Dataset entries
------------------------------------------------------------
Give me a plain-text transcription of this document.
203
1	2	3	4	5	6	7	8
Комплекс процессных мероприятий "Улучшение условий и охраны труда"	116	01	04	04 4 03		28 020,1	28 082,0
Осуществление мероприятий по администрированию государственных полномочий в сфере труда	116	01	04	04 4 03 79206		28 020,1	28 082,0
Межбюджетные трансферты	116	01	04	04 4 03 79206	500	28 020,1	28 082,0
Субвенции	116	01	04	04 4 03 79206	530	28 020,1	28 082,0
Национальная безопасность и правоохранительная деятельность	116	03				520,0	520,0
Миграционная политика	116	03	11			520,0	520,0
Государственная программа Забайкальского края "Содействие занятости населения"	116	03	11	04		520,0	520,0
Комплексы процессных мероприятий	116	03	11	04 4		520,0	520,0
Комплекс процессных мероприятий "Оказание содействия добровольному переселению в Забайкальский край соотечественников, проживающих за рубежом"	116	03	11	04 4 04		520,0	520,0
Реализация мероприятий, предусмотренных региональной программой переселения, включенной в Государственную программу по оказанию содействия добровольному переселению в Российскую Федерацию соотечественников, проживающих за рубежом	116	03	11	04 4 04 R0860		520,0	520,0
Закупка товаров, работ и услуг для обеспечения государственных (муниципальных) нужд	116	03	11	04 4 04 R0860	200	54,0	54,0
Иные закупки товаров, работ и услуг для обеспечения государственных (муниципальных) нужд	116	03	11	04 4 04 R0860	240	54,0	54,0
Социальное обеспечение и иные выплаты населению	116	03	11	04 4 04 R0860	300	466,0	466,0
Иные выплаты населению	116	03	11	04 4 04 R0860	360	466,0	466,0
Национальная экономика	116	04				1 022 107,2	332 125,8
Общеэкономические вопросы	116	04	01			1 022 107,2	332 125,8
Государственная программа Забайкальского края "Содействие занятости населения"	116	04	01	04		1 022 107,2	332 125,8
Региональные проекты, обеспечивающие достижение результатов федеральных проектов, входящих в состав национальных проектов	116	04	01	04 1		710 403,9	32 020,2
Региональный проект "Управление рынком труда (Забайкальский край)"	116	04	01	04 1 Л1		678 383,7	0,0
------------------------------------------------------------
Problem description >>
Retype the entries one by one, exactly.

The reply >>
Give me a plain-text transcription of this document.
203
1	2	3	4	5	6	7	8
Комплекс процессных мероприятий "Улучшение условий и охраны труда"	116	01	04	04 4 03		28 020,1	28 082,0
Осуществление мероприятий по администрированию государственных полномочий в сфере труда	116	01	04	04 4 03 79206		28 020,1	28 082,0
Межбюджетные трансферты	116	01	04	04 4 03 79206	500	28 020,1	28 082,0
Субвенции	116	01	04	04 4 03 79206	530	28 020,1	28 082,0
Национальная безопасность и правоохранительная деятельность	116	03				520,0	520,0
Миграционная политика	116	03	11			520,0	520,0
Государственная программа Забайкальского края "Содействие занятости населения"	116	03	11	04		520,0	520,0
Комплексы процессных мероприятий	116	03	11	04 4		520,0	520,0
Комплекс процессных мероприятий "Оказание содействия добровольному переселению в Забайкальский край соотечественников, проживающих за рубежом"	116	03	11	04 4 04		520,0	520,0
Реализация мероприятий, предусмотренных региональной программой переселения, включенной в Государственную программу по оказанию содействия добровольному переселению в Российскую Федерацию соотечественников, проживающих за рубежом	116	03	11	04 4 04 R0860		520,0	520,0
Закупка товаров, работ и услуг для обеспечения государственных (муниципальных) нужд	116	03	11	04 4 04 R0860	200	54,0	54,0
Иные закупки товаров, работ и услуг для обеспечения государственных (муниципальных) нужд	116	03	11	04 4 04 R0860	240	54,0	54,0
Социальное обеспечение и иные выплаты населению	116	03	11	04 4 04 R0860	300	466,0	466,0
Иные выплаты населению	116	03	11	04 4 04 R0860	360	466,0	466,0
Национальная экономика	116	04				1 022 107,2	332 125,8
Общеэкономические вопросы	116	04	01			1 022 107,2	332 125,8
Государственная программа Забайкальского края "Содействие занятости населения"	116	04	01	04		1 022 107,2	332 125,8
Региональные проекты, обеспечивающие достижение результатов федеральных проектов, входящих в состав национальных проектов	116	04	01	04 1		710 403,9	32 020,2
Региональный проект "Управление рынком труда (Забайкальский край)"	116	04	01	04 1 Л1		678 383,7	0,0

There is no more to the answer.